§ Written task: Print out the material that follows word for word.

[Extracted records]

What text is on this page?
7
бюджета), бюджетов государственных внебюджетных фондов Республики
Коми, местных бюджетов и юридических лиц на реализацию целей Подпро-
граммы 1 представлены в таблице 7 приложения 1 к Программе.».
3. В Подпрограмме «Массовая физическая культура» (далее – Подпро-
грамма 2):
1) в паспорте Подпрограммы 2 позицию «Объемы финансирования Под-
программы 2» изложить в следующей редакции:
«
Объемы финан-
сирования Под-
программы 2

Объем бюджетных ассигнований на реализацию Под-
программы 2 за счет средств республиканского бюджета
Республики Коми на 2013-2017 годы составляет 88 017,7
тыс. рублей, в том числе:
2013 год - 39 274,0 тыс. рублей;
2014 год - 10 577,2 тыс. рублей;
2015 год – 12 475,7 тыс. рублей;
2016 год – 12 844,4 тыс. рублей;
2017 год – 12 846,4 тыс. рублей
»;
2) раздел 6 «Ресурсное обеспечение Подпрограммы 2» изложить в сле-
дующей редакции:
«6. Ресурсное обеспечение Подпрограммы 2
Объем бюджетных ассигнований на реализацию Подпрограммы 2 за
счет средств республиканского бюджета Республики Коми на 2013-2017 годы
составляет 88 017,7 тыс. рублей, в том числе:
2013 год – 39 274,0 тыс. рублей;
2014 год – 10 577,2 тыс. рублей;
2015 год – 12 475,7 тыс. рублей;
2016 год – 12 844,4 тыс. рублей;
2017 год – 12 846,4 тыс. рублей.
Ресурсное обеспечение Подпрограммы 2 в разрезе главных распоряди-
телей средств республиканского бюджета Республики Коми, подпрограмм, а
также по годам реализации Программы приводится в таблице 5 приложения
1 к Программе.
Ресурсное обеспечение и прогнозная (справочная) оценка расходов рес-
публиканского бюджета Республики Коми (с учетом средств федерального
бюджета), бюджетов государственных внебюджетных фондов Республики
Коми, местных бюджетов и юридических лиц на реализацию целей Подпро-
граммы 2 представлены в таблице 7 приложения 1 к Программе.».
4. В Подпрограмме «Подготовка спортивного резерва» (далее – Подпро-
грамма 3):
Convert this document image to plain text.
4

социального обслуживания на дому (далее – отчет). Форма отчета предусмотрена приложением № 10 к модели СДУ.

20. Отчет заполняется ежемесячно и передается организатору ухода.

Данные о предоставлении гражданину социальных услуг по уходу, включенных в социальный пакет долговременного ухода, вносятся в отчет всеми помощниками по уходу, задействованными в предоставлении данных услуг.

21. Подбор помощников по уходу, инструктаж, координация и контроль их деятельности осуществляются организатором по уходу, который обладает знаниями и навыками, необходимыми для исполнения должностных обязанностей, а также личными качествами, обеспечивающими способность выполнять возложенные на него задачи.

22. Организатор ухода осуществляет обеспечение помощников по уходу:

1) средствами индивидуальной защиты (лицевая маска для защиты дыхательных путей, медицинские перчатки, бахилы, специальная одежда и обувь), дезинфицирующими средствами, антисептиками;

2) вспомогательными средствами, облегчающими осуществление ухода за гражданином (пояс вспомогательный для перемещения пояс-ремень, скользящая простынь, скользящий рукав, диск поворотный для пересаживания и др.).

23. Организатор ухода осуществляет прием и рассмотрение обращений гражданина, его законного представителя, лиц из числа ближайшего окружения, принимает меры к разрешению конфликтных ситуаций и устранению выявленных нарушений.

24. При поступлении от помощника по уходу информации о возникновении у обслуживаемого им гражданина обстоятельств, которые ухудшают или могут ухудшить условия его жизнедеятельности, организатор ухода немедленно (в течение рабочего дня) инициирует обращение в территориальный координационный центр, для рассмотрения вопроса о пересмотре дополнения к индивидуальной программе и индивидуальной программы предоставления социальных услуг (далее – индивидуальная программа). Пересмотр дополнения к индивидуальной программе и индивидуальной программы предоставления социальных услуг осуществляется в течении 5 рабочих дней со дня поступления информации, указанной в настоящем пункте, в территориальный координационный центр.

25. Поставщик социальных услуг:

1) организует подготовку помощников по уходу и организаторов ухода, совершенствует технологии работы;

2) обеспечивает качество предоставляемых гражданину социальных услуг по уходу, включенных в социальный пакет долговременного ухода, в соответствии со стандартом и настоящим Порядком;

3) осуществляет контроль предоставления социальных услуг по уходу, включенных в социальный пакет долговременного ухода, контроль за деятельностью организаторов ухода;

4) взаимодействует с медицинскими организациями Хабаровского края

§ Right answer:
What text is on this page?
7
бюджета), бюджетов государственных внебюджетных фондов Республики
Коми, местных бюджетов и юридических лиц на реализацию целей Подпро-
граммы 1 представлены в таблице 7 приложения 1 к Программе.».
3. В Подпрограмме «Массовая физическая культура» (далее – Подпро-
грамма 2):
1) в паспорте Подпрограммы 2 позицию «Объемы финансирования Под-
программы 2» изложить в следующей редакции:
«
Объемы финан-
сирования Под-
программы 2

Объем бюджетных ассигнований на реализацию Под-
программы 2 за счет средств республиканского бюджета
Республики Коми на 2013-2017 годы составляет 88 017,7
тыс. рублей, в том числе:
2013 год - 39 274,0 тыс. рублей;
2014 год - 10 577,2 тыс. рублей;
2015 год – 12 475,7 тыс. рублей;
2016 год – 12 844,4 тыс. рублей;
2017 год – 12 846,4 тыс. рублей
»;
2) раздел 6 «Ресурсное обеспечение Подпрограммы 2» изложить в сле-
дующей редакции:
«6. Ресурсное обеспечение Подпрограммы 2
Объем бюджетных ассигнований на реализацию Подпрограммы 2 за
счет средств республиканского бюджета Республики Коми на 2013-2017 годы
составляет 88 017,7 тыс. рублей, в том числе:
2013 год – 39 274,0 тыс. рублей;
2014 год – 10 577,2 тыс. рублей;
2015 год – 12 475,7 тыс. рублей;
2016 год – 12 844,4 тыс. рублей;
2017 год – 12 846,4 тыс. рублей.
Ресурсное обеспечение Подпрограммы 2 в разрезе главных распоряди-
телей средств республиканского бюджета Республики Коми, подпрограмм, а
также по годам реализации Программы приводится в таблице 5 приложения
1 к Программе.
Ресурсное обеспечение и прогнозная (справочная) оценка расходов рес-
публиканского бюджета Республики Коми (с учетом средств федерального
бюджета), бюджетов государственных внебюджетных фондов Республики
Коми, местных бюджетов и юридических лиц на реализацию целей Подпро-
граммы 2 представлены в таблице 7 приложения 1 к Программе.».
4. В Подпрограмме «Подготовка спортивного резерва» (далее – Подпро-
грамма 3):
Convert this document image to plain text.
4

социального обслуживания на дому (далее – отчет). Форма отчета предусмотрена приложением № 10 к модели СДУ.

20. Отчет заполняется ежемесячно и передается организатору ухода.

Данные о предоставлении гражданину социальных услуг по уходу, включенных в социальный пакет долговременного ухода, вносятся в отчет всеми помощниками по уходу, задействованными в предоставлении данных услуг.

21. Подбор помощников по уходу, инструктаж, координация и контроль их деятельности осуществляются организатором по уходу, который обладает знаниями и навыками, необходимыми для исполнения должностных обязанностей, а также личными качествами, обеспечивающими способность выполнять возложенные на него задачи.

22. Организатор ухода осуществляет обеспечение помощников по уходу:

1) средствами индивидуальной защиты (лицевая маска для защиты дыхательных путей, медицинские перчатки, бахилы, специальная одежда и обувь), дезинфицирующими средствами, антисептиками;

2) вспомогательными средствами, облегчающими осуществление ухода за гражданином (пояс вспомогательный для перемещения пояс-ремень, скользящая простынь, скользящий рукав, диск поворотный для пересаживания и др.).

23. Организатор ухода осуществляет прием и рассмотрение обращений гражданина, его законного представителя, лиц из числа ближайшего окружения, принимает меры к разрешению конфликтных ситуаций и устранению выявленных нарушений.

24. При поступлении от помощника по уходу информации о возникновении у обслуживаемого им гражданина обстоятельств, которые ухудшают или могут ухудшить условия его жизнедеятельности, организатор ухода немедленно (в течение рабочего дня) инициирует обращение в территориальный координационный центр, для рассмотрения вопроса о пересмотре дополнения к индивидуальной программе и индивидуальной программы предоставления социальных услуг (далее – индивидуальная программа). Пересмотр дополнения к индивидуальной программе и индивидуальной программы предоставления социальных услуг осуществляется в течении 5 рабочих дней со дня поступления информации, указанной в настоящем пункте, в территориальный координационный центр.

25. Поставщик социальных услуг:

1) организует подготовку помощников по уходу и организаторов ухода, совершенствует технологии работы;

2) обеспечивает качество предоставляемых гражданину социальных услуг по уходу, включенных в социальный пакет долговременного ухода, в соответствии со стандартом и настоящим Порядком;

3) осуществляет контроль предоставления социальных услуг по уходу, включенных в социальный пакет долговременного ухода, контроль за деятельностью организаторов ухода;

4) взаимодействует с медицинскими организациями Хабаровского края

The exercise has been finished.